[Rows from a figure dataset]
• • • •
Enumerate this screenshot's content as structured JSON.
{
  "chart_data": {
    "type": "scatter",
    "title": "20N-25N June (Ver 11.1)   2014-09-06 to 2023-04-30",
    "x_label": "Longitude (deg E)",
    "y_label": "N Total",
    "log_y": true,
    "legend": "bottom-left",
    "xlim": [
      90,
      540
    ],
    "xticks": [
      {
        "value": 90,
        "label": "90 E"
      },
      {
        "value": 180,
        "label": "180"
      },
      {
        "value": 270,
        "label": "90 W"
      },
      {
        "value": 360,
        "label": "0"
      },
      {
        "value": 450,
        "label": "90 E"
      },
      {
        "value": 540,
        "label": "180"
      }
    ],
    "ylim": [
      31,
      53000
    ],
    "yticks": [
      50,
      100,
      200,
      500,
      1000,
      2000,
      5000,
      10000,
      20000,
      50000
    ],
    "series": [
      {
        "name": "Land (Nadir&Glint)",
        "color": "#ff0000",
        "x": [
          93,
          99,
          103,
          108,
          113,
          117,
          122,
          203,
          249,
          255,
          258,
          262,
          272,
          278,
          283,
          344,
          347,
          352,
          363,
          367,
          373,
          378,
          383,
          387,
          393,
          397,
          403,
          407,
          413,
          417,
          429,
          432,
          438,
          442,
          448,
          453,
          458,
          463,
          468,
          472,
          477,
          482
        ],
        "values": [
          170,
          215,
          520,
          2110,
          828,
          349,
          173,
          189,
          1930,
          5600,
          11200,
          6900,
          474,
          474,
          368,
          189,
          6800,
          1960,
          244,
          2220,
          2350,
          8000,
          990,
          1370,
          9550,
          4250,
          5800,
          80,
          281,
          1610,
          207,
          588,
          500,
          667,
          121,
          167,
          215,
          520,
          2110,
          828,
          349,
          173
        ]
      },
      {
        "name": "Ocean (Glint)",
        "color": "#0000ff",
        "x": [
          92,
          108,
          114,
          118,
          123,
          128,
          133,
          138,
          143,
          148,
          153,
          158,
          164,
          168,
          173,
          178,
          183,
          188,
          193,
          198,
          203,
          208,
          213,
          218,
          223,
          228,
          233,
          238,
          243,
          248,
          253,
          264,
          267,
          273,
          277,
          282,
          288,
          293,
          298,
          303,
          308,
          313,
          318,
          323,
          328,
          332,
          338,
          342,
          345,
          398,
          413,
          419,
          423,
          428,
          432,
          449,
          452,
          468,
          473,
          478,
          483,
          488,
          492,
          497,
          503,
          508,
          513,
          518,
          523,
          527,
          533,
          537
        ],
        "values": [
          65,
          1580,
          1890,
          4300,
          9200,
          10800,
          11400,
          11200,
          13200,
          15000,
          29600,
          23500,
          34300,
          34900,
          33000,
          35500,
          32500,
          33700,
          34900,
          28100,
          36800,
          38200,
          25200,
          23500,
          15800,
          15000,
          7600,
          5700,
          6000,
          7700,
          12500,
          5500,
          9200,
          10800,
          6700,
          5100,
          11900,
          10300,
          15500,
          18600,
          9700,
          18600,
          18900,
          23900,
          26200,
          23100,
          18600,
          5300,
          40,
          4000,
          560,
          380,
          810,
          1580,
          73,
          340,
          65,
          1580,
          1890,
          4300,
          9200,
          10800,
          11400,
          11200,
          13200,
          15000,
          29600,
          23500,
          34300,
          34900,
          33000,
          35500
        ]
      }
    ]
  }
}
• • • •
**The task**
Output all of the material exactly as written.

**The reply**
Enumerate this screenshot's content as structured JSON.
{
  "chart_data": {
    "type": "scatter",
    "title": "20N-25N June (Ver 11.1)   2014-09-06 to 2023-04-30",
    "x_label": "Longitude (deg E)",
    "y_label": "N Total",
    "log_y": true,
    "legend": "bottom-left",
    "xlim": [
      90,
      540
    ],
    "xticks": [
      {
        "value": 90,
        "label": "90 E"
      },
      {
        "value": 180,
        "label": "180"
      },
      {
        "value": 270,
        "label": "90 W"
      },
      {
        "value": 360,
        "label": "0"
      },
      {
        "value": 450,
        "label": "90 E"
      },
      {
        "value": 540,
        "label": "180"
      }
    ],
    "ylim": [
      31,
      53000
    ],
    "yticks": [
      50,
      100,
      200,
      500,
      1000,
      2000,
      5000,
      10000,
      20000,
      50000
    ],
    "series": [
      {
        "name": "Land (Nadir&Glint)",
        "color": "#ff0000",
        "x": [
          93,
          99,
          103,
          108,
          113,
          117,
          122,
          203,
          249,
          255,
          258,
          262,
          272,
          278,
          283,
          344,
          347,
          352,
          363,
          367,
          373,
          378,
          383,
          387,
          393,
          397,
          403,
          407,
          413,
          417,
          429,
          432,
          438,
          442,
          448,
          453,
          458,
          463,
          468,
          472,
          477,
          482
        ],
        "values": [
          170,
          215,
          520,
          2110,
          828,
          349,
          173,
          189,
          1930,
          5600,
          11200,
          6900,
          474,
          474,
          368,
          189,
          6800,
          1960,
          244,
          2220,
          2350,
          8000,
          990,
          1370,
          9550,
          4250,
          5800,
          80,
          281,
          1610,
          207,
          588,
          500,
          667,
          121,
          167,
          215,
          520,
          2110,
          828,
          349,
          173
        ]
      },
      {
        "name": "Ocean (Glint)",
        "color": "#0000ff",
        "x": [
          92,
          108,
          114,
          118,
          123,
          128,
          133,
          138,
          143,
          148,
          153,
          158,
          164,
          168,
          173,
          178,
          183,
          188,
          193,
          198,
          203,
          208,
          213,
          218,
          223,
          228,
          233,
          238,
          243,
          248,
          253,
          264,
          267,
          273,
          277,
          282,
          288,
          293,
          298,
          303,
          308,
          313,
          318,
          323,
          328,
          332,
          338,
          342,
          345,
          398,
          413,
          419,
          423,
          428,
          432,
          449,
          452,
          468,
          473,
          478,
          483,
          488,
          492,
          497,
          503,
          508,
          513,
          518,
          523,
          527,
          533,
          537
        ],
        "values": [
          65,
          1580,
          1890,
          4300,
          9200,
          10800,
          11400,
          11200,
          13200,
          15000,
          29600,
          23500,
          34300,
          34900,
          33000,
          35500,
          32500,
          33700,
          34900,
          28100,
          36800,
          38200,
          25200,
          23500,
          15800,
          15000,
          7600,
          5700,
          6000,
          7700,
          12500,
          5500,
          9200,
          10800,
          6700,
          5100,
          11900,
          10300,
          15500,
          18600,
          9700,
          18600,
          18900,
          23900,
          26200,
          23100,
          18600,
          5300,
          40,
          4000,
          560,
          380,
          810,
          1580,
          73,
          340,
          65,
          1580,
          1890,
          4300,
          9200,
          10800,
          11400,
          11200,
          13200,
          15000,
          29600,
          23500,
          34300,
          34900,
          33000,
          35500
        ]
      }
    ]
  }
}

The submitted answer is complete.